**What is asked**. Reproduce the records below exactly as they appear, omitting any pictures they contain.

**Provided records**.
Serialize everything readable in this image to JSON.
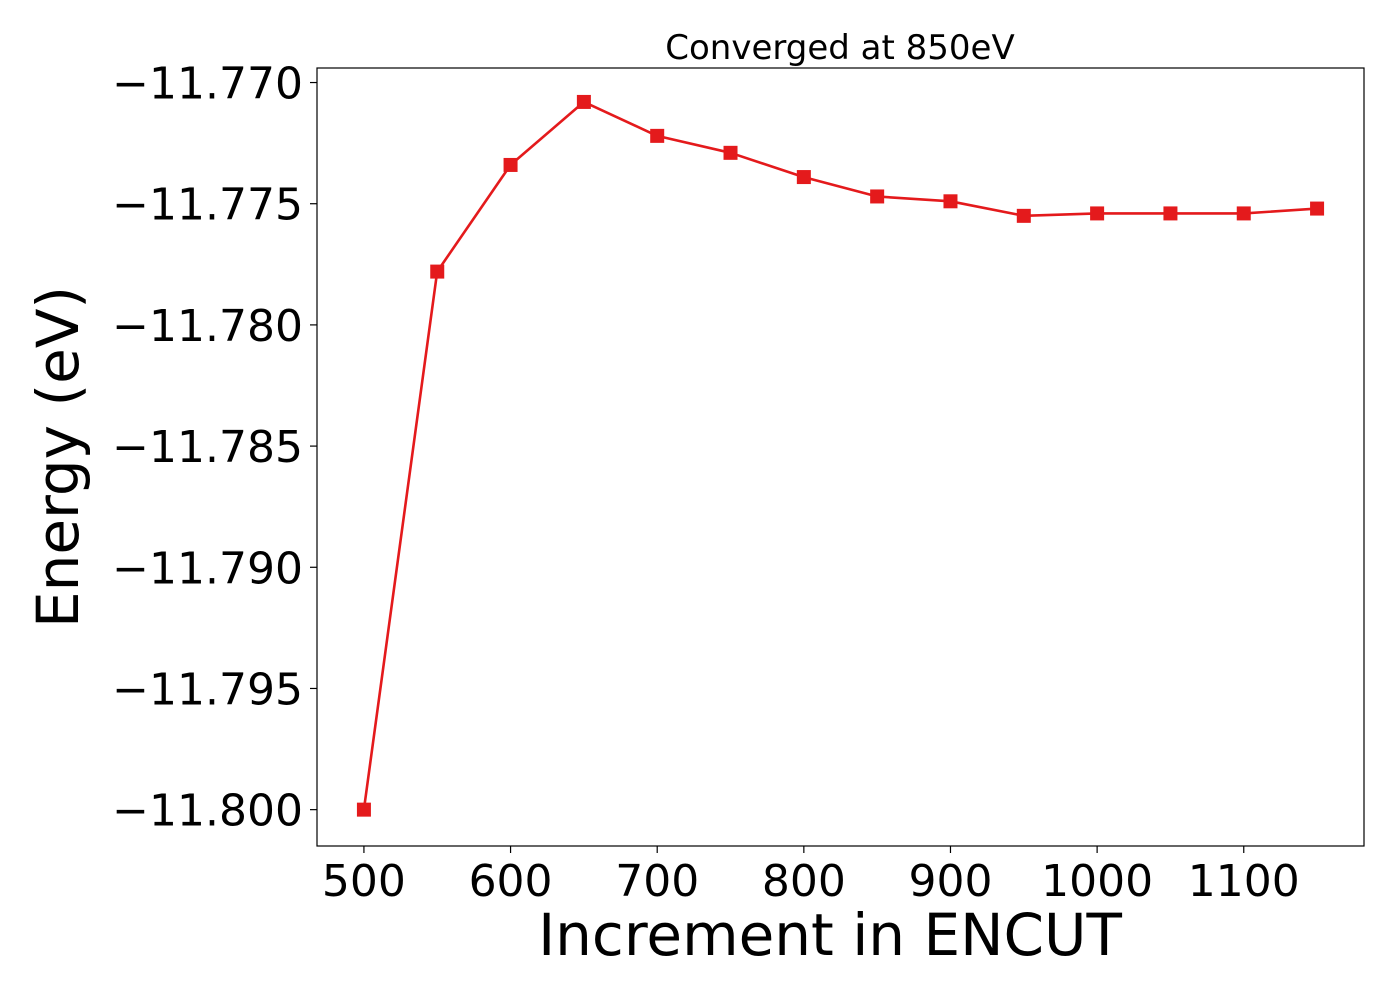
{
  "chart_data": {
    "type": "line",
    "title": "Converged at 850eV",
    "xlabel": "Increment in ENCUT",
    "ylabel": "Energy (eV)",
    "x": [
      500,
      550,
      600,
      650,
      700,
      750,
      800,
      850,
      900,
      950,
      1000,
      1050,
      1100,
      1150
    ],
    "series": [
      {
        "values": [
          -11.8,
          -11.7778,
          -11.7734,
          -11.7708,
          -11.7722,
          -11.7729,
          -11.7739,
          -11.7747,
          -11.7749,
          -11.7755,
          -11.7754,
          -11.7754,
          -11.7754,
          -11.7752
        ],
        "color": "#e41a1c",
        "marker": "square"
      }
    ],
    "xlim": [
      468,
      1182
    ],
    "ylim": [
      -11.8015,
      -11.7694
    ],
    "xticks": [
      500,
      600,
      700,
      800,
      900,
      1000,
      1100
    ],
    "xtick_labels": [
      "500",
      "600",
      "700",
      "800",
      "900",
      "1000",
      "1100"
    ],
    "yticks": [
      -11.77,
      -11.775,
      -11.78,
      -11.785,
      -11.79,
      -11.795,
      -11.8
    ],
    "ytick_labels": [
      "−11.770",
      "−11.775",
      "−11.780",
      "−11.785",
      "−11.790",
      "−11.795",
      "−11.800"
    ],
    "grid": false,
    "legend": "none"
  }
}
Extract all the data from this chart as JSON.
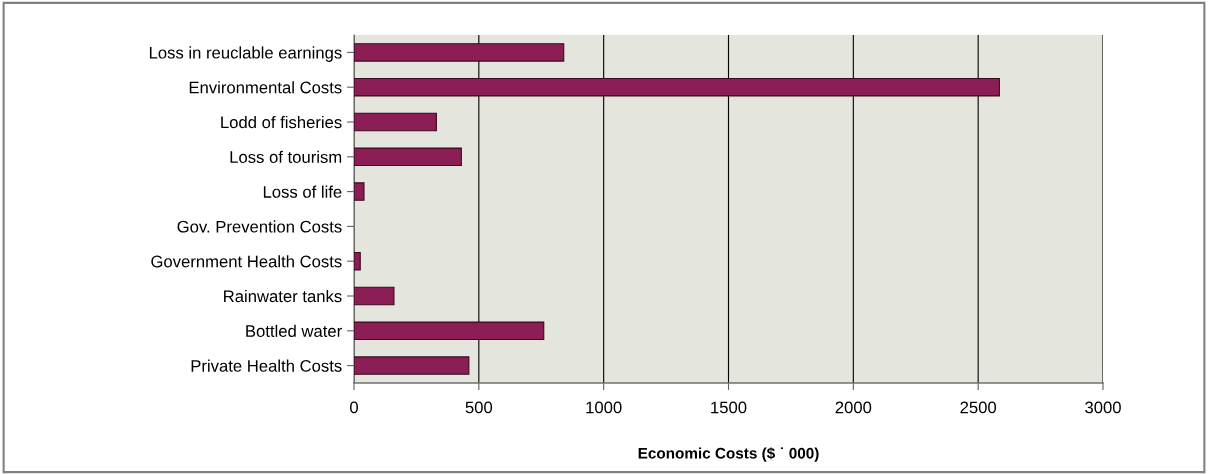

**Output for this exercise**.
Serialize everything readable in this image to JSON.
{
  "chart_data": {
    "type": "line",
    "title": "Converged at 850eV",
    "xlabel": "Increment in ENCUT",
    "ylabel": "Energy (eV)",
    "x": [
      500,
      550,
      600,
      650,
      700,
      750,
      800,
      850,
      900,
      950,
      1000,
      1050,
      1100,
      1150
    ],
    "series": [
      {
        "values": [
          -11.8,
          -11.7778,
          -11.7734,
          -11.7708,
          -11.7722,
          -11.7729,
          -11.7739,
          -11.7747,
          -11.7749,
          -11.7755,
          -11.7754,
          -11.7754,
          -11.7754,
          -11.7752
        ],
        "color": "#e41a1c",
        "marker": "square"
      }
    ],
    "xlim": [
      468,
      1182
    ],
    "ylim": [
      -11.8015,
      -11.7694
    ],
    "xticks": [
      500,
      600,
      700,
      800,
      900,
      1000,
      1100
    ],
    "xtick_labels": [
      "500",
      "600",
      "700",
      "800",
      "900",
      "1000",
      "1100"
    ],
    "yticks": [
      -11.77,
      -11.775,
      -11.78,
      -11.785,
      -11.79,
      -11.795,
      -11.8
    ],
    "ytick_labels": [
      "−11.770",
      "−11.775",
      "−11.780",
      "−11.785",
      "−11.790",
      "−11.795",
      "−11.800"
    ],
    "grid": false,
    "legend": "none"
  }
}
Extract all the data from this chart as JSON.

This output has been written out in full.